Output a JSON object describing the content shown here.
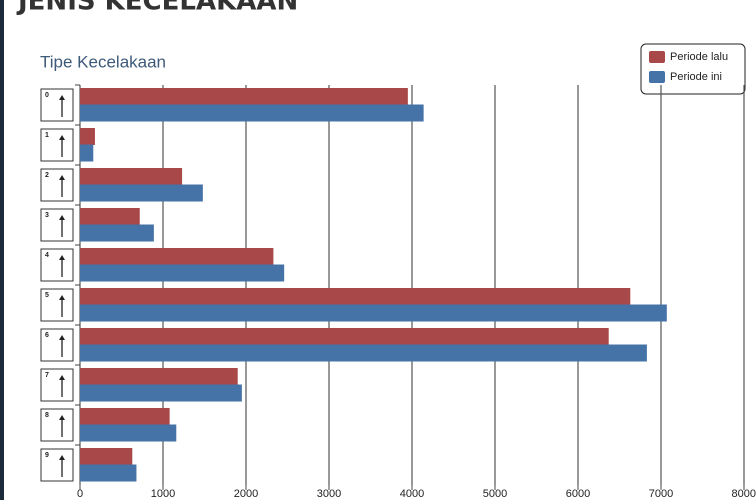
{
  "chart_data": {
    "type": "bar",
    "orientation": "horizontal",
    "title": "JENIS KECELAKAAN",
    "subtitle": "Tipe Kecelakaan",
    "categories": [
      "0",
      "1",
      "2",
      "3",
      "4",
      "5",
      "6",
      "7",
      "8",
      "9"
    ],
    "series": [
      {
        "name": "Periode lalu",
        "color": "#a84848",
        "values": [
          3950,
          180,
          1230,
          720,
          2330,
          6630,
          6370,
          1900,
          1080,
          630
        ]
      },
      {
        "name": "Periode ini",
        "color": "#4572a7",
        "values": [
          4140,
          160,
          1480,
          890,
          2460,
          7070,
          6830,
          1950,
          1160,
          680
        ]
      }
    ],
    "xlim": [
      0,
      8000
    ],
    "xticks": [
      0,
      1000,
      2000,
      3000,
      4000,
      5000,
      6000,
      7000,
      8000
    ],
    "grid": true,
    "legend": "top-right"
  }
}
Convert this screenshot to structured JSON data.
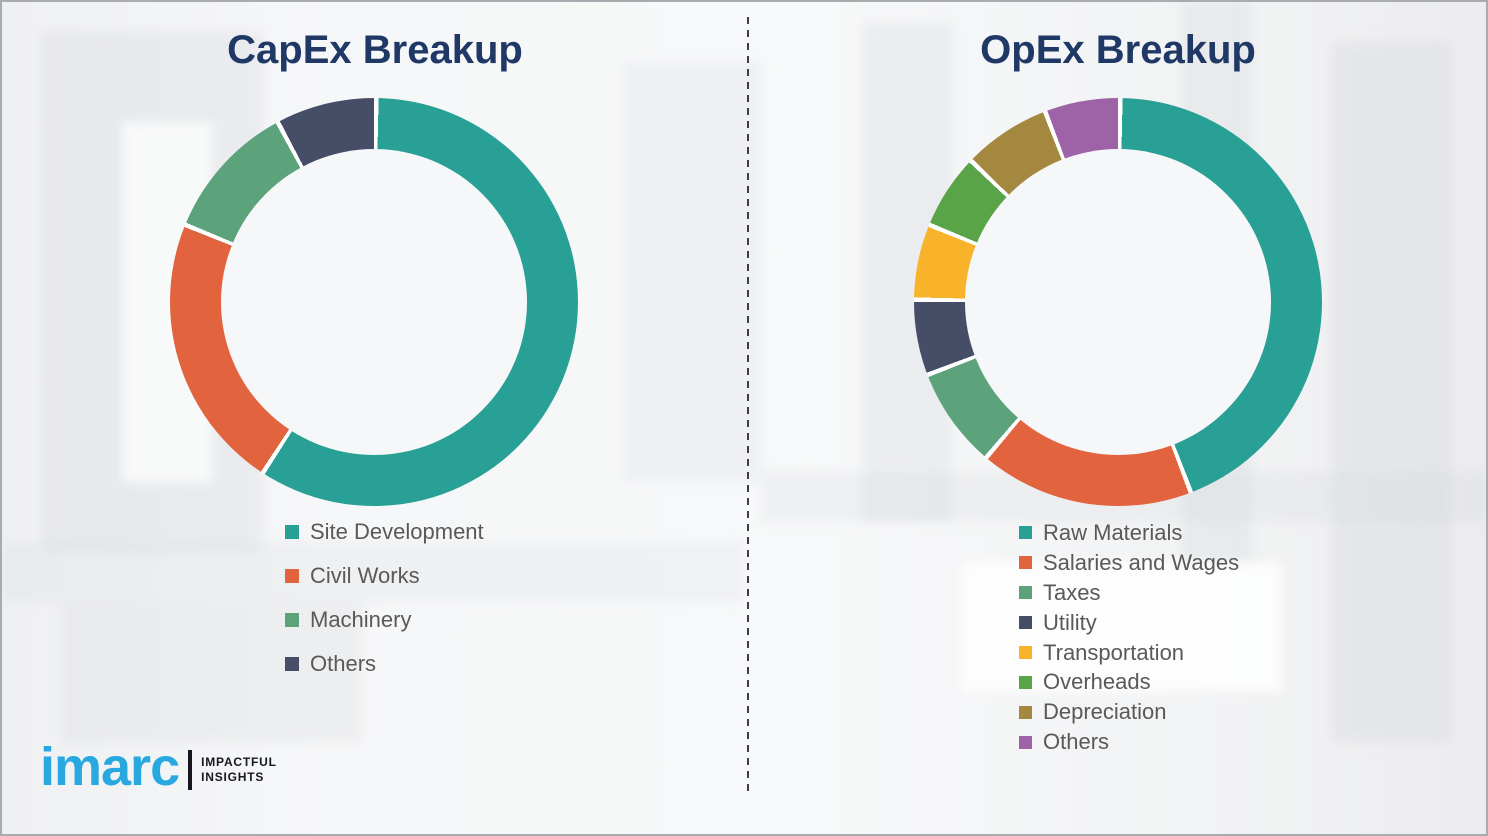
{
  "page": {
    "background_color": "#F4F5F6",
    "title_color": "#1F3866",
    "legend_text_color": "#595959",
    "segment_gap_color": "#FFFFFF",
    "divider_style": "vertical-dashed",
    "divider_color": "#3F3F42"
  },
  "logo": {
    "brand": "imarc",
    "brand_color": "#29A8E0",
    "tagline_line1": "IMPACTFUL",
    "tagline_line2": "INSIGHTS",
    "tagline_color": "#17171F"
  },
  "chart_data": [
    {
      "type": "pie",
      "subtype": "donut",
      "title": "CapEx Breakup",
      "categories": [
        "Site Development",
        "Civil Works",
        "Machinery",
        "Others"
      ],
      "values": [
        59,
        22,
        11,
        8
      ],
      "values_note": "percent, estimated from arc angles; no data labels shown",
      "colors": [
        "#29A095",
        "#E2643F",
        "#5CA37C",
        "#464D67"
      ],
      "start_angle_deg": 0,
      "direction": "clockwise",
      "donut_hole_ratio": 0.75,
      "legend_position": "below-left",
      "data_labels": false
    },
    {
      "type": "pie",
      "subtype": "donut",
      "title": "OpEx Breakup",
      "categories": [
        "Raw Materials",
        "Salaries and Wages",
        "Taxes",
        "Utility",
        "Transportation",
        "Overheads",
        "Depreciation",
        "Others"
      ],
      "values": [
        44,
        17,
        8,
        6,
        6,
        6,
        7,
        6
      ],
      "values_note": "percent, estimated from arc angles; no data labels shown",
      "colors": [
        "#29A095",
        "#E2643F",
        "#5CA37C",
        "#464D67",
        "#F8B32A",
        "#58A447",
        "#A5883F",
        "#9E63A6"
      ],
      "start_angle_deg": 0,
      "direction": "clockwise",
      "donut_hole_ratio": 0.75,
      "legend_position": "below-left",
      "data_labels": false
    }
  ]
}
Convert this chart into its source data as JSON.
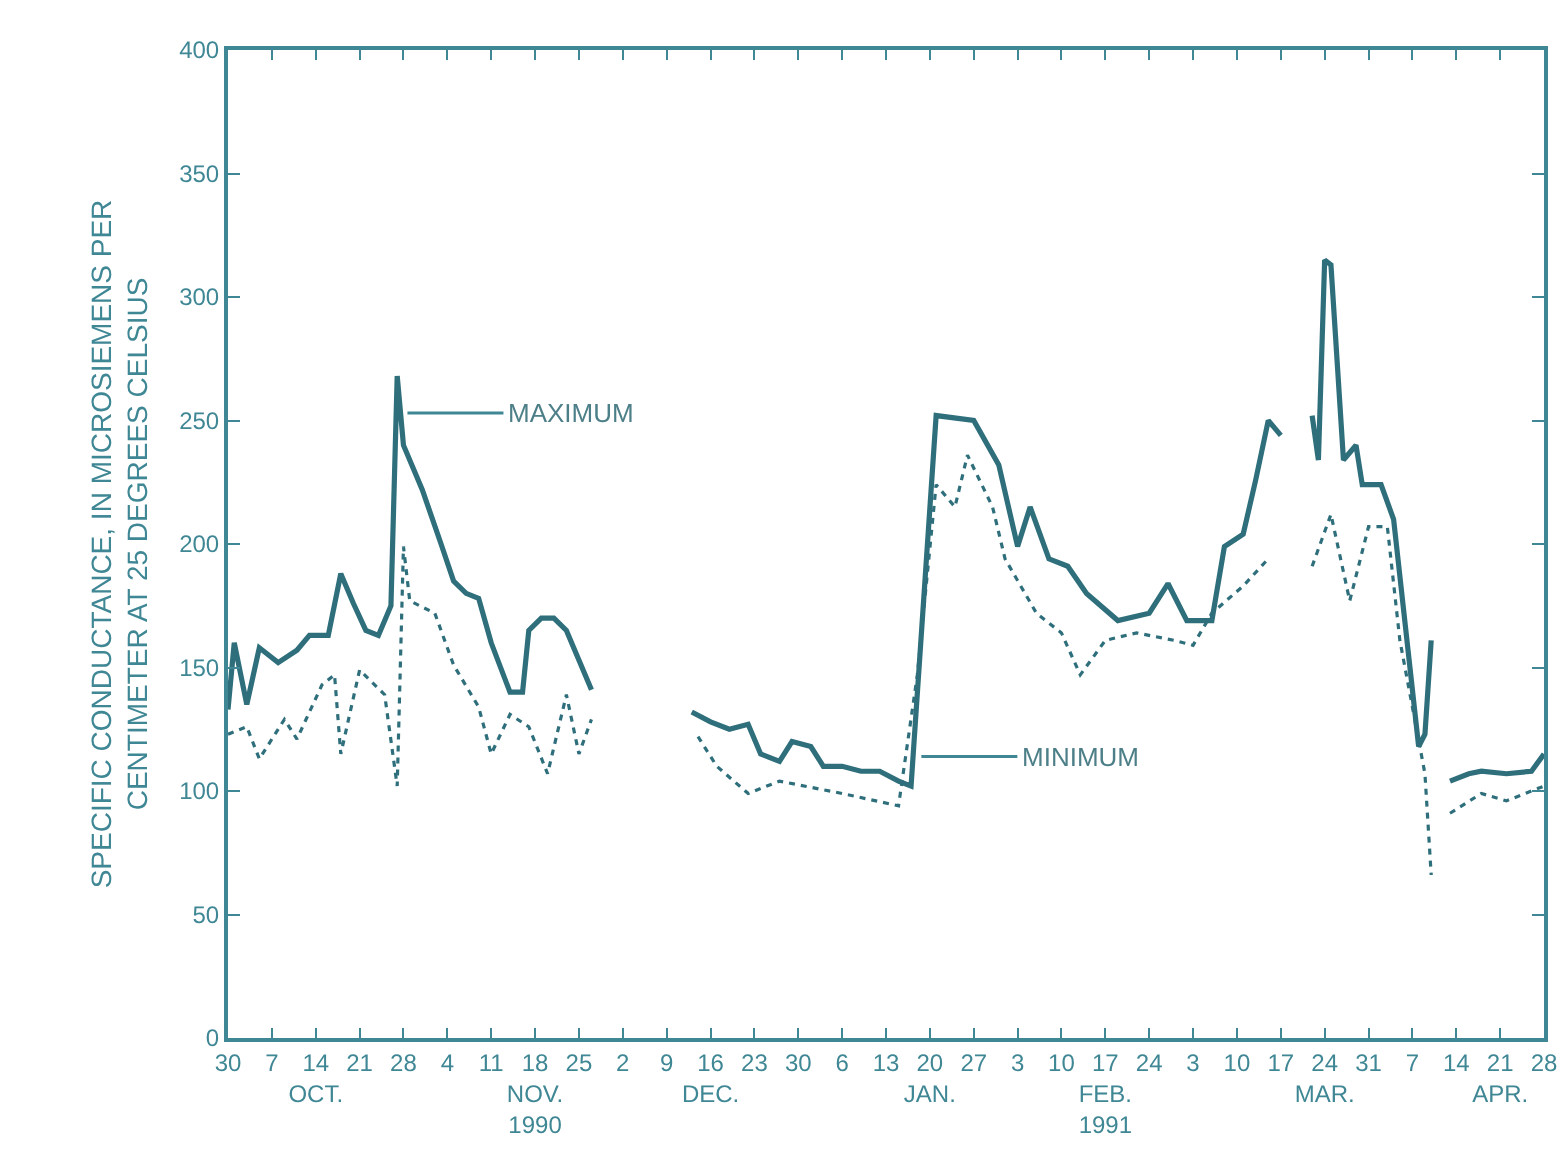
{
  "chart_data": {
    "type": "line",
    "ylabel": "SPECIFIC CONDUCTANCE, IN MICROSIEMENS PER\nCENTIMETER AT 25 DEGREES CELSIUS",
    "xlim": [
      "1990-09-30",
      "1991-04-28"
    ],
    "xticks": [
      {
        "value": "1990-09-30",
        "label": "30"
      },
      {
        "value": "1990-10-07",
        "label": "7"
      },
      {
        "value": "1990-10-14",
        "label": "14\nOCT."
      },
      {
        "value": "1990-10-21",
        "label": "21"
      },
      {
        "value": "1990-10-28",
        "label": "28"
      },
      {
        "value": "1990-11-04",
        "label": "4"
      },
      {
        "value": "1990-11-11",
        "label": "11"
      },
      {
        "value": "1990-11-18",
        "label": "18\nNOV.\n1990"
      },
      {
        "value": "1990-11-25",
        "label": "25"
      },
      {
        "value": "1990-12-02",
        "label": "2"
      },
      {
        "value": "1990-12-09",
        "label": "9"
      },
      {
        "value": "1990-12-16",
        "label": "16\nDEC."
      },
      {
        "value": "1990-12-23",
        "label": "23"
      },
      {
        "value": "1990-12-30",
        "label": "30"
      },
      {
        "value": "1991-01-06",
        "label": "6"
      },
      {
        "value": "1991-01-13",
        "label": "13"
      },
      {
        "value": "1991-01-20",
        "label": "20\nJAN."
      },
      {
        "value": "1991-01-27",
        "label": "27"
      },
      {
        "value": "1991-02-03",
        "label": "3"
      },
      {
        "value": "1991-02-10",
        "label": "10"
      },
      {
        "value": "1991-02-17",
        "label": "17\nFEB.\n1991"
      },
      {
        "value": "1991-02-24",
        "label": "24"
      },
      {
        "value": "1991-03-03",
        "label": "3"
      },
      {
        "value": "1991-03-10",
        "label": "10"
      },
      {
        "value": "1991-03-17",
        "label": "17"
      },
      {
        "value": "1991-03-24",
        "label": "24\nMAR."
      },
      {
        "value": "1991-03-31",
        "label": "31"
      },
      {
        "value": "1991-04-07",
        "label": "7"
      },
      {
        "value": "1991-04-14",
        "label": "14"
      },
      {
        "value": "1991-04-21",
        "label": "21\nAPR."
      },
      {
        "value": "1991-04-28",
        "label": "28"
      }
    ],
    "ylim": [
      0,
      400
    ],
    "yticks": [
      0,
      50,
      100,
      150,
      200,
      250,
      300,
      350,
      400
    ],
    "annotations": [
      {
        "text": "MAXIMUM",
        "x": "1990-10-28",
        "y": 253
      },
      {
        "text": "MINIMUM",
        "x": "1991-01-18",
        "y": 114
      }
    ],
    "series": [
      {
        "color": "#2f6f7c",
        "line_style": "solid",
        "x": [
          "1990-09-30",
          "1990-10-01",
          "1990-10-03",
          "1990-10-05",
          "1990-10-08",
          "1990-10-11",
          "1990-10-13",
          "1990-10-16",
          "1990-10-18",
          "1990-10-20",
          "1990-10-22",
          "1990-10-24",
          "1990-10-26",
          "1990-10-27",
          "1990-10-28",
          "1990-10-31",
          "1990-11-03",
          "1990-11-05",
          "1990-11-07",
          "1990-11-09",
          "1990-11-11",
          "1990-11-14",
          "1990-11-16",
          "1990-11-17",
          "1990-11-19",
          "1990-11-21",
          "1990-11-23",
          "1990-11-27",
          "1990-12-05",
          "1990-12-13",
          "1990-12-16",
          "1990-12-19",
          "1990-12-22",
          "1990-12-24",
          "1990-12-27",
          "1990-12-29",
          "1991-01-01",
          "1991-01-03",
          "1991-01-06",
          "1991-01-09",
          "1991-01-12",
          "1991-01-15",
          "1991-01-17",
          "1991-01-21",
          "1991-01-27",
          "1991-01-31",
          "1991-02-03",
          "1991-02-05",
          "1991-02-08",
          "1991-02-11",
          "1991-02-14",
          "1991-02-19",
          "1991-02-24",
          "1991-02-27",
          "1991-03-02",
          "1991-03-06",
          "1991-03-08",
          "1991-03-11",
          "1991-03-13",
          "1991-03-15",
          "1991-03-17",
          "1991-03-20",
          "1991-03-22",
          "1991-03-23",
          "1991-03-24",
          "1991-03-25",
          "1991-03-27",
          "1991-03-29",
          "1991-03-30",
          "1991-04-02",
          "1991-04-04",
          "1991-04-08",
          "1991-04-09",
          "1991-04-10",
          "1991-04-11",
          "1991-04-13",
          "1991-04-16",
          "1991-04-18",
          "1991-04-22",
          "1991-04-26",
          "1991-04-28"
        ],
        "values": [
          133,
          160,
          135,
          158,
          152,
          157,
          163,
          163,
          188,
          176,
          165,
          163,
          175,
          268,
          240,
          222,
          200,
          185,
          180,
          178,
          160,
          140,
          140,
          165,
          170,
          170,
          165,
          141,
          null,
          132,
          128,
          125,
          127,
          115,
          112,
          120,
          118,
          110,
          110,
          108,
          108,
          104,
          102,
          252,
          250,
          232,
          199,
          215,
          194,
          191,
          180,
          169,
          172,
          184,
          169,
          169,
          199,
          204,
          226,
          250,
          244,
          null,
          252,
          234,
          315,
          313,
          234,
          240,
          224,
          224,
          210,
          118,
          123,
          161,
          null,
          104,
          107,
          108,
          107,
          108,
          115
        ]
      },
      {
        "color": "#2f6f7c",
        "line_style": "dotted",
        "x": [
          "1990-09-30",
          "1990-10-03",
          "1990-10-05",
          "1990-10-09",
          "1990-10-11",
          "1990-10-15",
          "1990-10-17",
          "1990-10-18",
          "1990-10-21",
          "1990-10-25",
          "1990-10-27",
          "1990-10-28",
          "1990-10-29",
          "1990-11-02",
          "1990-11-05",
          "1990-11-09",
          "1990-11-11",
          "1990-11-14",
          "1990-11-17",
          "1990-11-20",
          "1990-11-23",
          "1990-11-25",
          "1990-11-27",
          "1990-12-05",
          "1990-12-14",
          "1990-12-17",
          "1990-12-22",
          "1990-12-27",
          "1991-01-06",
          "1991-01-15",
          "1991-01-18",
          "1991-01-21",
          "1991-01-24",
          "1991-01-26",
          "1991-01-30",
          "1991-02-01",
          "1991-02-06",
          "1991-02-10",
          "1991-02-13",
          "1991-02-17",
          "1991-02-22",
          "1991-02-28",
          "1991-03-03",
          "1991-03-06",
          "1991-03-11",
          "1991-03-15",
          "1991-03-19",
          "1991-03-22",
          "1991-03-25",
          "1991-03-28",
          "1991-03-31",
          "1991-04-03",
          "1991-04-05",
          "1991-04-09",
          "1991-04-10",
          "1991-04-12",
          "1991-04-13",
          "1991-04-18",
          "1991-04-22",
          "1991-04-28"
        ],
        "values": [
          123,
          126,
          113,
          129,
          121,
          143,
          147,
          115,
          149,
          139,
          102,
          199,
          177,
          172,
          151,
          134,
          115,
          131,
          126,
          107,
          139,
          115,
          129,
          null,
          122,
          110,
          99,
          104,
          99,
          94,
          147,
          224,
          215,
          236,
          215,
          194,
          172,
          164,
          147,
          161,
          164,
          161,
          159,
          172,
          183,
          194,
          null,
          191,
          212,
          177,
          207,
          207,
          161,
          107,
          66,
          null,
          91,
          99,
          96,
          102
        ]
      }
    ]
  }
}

--

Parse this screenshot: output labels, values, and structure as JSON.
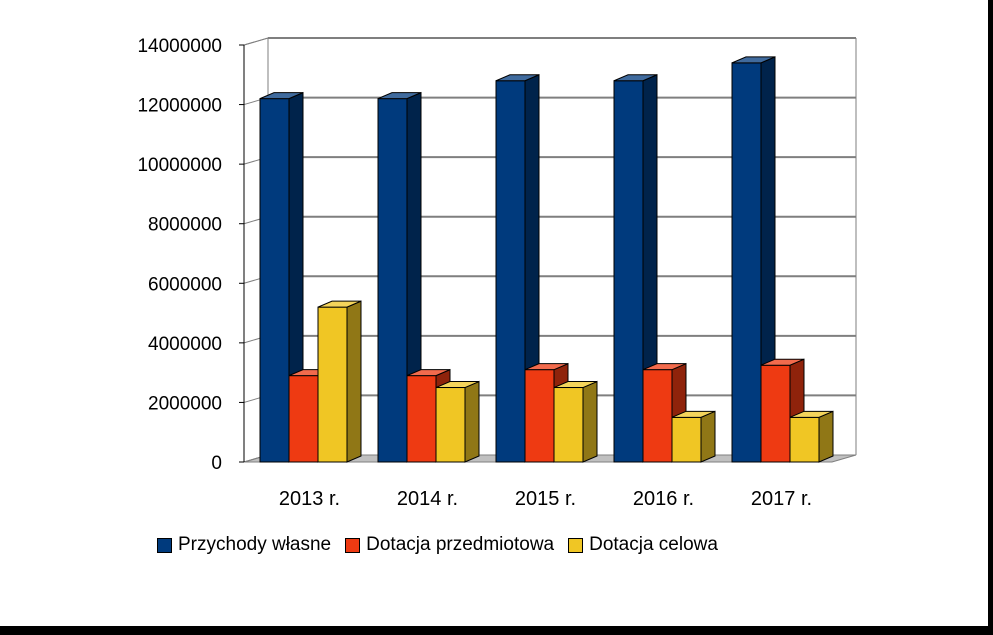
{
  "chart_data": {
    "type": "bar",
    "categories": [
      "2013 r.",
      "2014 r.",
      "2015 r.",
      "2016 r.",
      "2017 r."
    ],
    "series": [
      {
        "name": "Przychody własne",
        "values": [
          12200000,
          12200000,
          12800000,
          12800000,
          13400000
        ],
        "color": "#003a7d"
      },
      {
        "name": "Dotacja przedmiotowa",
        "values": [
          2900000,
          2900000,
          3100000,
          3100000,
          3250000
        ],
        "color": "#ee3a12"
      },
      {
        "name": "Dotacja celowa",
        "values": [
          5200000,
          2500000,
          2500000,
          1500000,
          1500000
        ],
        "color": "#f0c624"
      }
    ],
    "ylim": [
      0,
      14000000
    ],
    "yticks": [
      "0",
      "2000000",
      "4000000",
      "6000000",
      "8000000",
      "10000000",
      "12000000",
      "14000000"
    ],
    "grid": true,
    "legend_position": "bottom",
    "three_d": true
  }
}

### Your task
From the listing, copy every line where the string "this" appears.

### Exercise solution
Convert this screenshot to structured JSON data.
Convert this chart into its source data as JSON.
Parse this screenshot: output labels, values, and structure as JSON.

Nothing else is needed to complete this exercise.